→ Extracted entries:
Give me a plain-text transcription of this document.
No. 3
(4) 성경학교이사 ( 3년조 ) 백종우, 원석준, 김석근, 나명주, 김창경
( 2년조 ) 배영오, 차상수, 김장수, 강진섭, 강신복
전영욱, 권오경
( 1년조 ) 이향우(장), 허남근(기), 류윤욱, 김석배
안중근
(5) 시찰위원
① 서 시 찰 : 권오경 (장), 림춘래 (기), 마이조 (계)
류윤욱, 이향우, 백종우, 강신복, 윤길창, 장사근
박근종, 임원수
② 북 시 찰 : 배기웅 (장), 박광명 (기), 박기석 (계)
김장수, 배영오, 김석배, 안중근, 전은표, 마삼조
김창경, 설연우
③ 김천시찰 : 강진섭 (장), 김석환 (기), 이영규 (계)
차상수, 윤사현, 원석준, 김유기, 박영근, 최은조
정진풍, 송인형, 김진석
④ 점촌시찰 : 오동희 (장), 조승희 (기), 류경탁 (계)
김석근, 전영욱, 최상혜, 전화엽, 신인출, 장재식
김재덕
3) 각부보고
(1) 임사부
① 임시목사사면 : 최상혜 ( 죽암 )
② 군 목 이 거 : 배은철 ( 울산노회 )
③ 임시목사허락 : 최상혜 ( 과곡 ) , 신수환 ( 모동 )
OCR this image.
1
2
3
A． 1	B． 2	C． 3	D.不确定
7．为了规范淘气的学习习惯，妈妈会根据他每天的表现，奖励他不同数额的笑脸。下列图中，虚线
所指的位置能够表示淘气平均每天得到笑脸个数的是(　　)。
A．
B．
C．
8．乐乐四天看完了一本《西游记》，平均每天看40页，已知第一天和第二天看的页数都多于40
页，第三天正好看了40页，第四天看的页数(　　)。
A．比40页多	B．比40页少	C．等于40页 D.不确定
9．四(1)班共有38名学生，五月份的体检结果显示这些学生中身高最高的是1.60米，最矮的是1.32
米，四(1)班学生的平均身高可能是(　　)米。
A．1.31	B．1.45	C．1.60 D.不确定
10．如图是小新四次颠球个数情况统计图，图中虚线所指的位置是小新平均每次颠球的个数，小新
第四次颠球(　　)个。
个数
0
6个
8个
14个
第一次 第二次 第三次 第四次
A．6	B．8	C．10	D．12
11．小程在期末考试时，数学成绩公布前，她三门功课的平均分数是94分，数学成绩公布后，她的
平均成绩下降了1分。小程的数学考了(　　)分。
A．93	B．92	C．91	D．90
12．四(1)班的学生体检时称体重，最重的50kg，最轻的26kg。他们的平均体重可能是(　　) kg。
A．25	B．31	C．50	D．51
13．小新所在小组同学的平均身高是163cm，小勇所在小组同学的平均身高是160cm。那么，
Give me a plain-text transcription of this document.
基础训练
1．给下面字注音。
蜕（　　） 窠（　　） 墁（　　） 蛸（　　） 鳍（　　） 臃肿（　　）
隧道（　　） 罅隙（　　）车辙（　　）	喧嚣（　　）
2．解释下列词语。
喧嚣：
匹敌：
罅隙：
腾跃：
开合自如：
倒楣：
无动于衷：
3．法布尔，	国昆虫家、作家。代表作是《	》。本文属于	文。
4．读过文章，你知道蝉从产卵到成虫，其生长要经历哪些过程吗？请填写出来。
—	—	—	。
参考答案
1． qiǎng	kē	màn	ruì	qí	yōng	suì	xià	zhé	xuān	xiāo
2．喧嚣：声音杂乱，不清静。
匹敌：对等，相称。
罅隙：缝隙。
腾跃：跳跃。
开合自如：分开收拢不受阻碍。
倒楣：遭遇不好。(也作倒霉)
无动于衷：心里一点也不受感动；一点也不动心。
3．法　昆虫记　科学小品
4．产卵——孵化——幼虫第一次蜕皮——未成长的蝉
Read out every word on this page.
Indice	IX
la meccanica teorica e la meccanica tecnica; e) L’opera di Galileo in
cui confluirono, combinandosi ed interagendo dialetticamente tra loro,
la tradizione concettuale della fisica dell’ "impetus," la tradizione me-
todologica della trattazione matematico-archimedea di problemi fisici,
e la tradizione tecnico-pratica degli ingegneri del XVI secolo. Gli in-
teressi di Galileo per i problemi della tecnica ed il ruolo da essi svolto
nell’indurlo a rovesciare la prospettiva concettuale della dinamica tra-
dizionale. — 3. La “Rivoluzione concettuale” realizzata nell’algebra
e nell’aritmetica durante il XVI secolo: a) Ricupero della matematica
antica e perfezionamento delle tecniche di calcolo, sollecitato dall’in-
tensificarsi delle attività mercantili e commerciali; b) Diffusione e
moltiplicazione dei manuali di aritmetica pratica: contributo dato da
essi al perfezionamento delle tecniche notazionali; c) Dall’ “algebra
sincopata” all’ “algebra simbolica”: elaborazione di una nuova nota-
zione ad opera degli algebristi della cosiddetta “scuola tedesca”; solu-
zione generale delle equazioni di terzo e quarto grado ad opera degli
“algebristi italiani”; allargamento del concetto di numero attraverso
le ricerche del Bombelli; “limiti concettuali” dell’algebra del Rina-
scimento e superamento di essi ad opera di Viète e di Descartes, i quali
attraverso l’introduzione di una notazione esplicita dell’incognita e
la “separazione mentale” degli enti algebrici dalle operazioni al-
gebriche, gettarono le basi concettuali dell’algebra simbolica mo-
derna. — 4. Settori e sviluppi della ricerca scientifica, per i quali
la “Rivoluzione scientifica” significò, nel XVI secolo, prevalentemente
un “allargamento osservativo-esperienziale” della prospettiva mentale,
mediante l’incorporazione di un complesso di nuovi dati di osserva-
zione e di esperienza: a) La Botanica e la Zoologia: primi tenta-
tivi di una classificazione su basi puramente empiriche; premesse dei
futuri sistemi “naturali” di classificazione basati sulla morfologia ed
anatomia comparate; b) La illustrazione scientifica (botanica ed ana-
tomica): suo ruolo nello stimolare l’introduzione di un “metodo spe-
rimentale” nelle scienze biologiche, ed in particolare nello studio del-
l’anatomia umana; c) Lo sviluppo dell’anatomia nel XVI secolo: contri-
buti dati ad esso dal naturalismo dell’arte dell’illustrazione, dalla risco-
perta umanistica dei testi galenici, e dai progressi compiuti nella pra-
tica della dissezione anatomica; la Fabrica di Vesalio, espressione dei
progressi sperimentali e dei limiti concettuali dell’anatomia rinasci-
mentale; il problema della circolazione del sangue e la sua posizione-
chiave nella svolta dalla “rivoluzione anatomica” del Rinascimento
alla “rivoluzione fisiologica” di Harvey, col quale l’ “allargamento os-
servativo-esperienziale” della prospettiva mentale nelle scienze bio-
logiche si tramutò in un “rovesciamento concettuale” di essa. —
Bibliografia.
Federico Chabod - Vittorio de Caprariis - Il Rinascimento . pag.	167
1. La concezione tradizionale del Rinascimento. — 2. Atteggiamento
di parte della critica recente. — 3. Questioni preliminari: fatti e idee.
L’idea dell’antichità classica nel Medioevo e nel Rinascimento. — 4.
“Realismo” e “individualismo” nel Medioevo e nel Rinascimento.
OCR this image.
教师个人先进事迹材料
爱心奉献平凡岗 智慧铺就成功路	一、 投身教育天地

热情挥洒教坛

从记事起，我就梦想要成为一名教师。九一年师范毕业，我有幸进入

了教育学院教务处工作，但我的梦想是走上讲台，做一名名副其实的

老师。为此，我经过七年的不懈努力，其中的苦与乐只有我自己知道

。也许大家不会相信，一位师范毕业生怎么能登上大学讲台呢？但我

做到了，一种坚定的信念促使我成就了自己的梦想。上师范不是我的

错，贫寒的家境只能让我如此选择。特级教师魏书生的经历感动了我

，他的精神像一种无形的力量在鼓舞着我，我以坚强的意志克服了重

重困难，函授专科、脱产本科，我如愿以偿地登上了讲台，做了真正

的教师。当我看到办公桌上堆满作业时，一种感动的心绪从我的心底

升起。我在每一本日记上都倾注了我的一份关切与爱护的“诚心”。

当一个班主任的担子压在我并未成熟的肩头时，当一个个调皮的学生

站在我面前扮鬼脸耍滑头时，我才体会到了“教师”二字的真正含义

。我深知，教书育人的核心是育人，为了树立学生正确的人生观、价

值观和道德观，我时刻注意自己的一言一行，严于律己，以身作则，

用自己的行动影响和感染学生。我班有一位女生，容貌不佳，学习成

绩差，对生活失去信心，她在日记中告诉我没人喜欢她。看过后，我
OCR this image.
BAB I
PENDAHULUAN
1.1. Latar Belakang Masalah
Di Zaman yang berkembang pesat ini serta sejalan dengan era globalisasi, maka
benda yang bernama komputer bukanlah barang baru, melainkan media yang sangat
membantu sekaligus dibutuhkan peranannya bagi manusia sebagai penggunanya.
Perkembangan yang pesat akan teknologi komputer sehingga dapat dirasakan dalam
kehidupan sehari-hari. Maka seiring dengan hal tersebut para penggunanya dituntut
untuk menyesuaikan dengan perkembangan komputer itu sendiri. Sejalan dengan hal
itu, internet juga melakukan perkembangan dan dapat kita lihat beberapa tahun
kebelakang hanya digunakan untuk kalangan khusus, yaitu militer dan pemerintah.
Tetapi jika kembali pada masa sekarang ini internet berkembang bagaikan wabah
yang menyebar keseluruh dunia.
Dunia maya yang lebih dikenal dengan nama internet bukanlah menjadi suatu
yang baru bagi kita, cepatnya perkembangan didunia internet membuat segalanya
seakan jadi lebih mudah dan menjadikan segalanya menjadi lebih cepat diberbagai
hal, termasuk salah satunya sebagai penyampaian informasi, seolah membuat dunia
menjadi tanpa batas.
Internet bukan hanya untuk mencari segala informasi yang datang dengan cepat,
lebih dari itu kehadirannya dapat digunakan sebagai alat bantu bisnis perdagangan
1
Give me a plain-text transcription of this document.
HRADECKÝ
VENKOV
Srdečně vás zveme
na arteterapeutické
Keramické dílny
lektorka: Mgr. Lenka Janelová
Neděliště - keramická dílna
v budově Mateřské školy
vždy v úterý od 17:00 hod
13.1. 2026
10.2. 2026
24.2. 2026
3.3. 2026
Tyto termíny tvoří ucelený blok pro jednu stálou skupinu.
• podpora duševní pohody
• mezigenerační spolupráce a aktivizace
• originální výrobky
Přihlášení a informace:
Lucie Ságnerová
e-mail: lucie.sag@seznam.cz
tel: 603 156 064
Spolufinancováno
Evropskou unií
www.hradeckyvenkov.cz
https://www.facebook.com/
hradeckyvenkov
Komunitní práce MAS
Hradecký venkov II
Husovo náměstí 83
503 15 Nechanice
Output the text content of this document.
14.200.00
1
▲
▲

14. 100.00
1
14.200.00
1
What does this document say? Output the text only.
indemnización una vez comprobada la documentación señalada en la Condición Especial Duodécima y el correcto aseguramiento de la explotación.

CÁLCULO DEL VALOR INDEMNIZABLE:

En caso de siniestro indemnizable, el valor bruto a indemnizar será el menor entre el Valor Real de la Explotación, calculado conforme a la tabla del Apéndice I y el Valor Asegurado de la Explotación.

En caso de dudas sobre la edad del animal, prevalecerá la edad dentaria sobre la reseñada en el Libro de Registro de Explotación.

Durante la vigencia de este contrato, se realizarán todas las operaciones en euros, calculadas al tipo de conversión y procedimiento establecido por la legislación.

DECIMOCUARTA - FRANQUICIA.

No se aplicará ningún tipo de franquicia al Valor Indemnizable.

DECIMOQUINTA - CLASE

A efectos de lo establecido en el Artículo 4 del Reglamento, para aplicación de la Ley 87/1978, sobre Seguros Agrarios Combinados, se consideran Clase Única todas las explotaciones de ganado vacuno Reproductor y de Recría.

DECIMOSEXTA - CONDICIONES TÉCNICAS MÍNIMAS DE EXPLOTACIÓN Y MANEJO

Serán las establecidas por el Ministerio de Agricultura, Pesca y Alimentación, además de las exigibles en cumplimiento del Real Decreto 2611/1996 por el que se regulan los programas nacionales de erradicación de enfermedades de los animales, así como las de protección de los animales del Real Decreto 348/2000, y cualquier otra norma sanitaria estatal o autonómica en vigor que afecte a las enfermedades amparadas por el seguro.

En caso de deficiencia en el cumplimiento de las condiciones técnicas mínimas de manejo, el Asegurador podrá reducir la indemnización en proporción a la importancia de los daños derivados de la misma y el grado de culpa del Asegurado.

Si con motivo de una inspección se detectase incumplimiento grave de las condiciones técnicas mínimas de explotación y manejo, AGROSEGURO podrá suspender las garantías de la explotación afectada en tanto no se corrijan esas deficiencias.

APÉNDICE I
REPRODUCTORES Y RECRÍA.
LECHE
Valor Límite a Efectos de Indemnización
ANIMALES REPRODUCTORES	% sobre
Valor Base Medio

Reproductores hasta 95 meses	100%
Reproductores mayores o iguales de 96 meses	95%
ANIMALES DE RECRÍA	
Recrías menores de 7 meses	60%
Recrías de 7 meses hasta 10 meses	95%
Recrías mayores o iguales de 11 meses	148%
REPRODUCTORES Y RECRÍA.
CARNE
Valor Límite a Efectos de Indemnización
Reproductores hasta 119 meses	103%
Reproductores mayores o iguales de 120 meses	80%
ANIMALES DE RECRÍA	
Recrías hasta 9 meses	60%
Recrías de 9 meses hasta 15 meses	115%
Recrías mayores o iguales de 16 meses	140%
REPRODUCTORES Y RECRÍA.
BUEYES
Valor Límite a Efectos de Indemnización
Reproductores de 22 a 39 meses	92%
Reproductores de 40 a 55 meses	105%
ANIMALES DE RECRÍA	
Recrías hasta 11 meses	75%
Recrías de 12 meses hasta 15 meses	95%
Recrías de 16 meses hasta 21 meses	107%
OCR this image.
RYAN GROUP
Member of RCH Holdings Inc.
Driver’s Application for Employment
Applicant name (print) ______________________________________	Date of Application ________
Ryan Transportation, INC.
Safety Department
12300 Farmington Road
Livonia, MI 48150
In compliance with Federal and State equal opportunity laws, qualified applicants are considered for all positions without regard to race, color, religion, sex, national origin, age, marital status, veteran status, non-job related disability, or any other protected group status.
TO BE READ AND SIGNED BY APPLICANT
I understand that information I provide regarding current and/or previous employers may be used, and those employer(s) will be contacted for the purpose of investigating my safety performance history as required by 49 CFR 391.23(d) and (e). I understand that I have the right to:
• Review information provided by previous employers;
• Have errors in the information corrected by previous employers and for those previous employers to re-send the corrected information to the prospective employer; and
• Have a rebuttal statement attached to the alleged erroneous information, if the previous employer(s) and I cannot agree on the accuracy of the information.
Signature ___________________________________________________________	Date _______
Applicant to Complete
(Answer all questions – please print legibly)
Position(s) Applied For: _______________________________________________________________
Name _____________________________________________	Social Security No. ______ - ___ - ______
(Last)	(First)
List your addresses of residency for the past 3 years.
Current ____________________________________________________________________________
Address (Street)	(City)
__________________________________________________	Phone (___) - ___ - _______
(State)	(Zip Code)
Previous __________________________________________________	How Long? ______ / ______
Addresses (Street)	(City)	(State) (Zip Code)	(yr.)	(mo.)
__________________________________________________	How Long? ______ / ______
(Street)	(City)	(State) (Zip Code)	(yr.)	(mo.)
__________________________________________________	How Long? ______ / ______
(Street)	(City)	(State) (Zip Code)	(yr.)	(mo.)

→ Directions for this task: Check every line of the data above for the string "esperienziale", and copy those that have it.

→ Answer to the exercise:
un “allargamento osservativo-esperienziale” della prospettiva mentale,
servativo-esperienziale” della prospettiva mentale nelle scienze bio-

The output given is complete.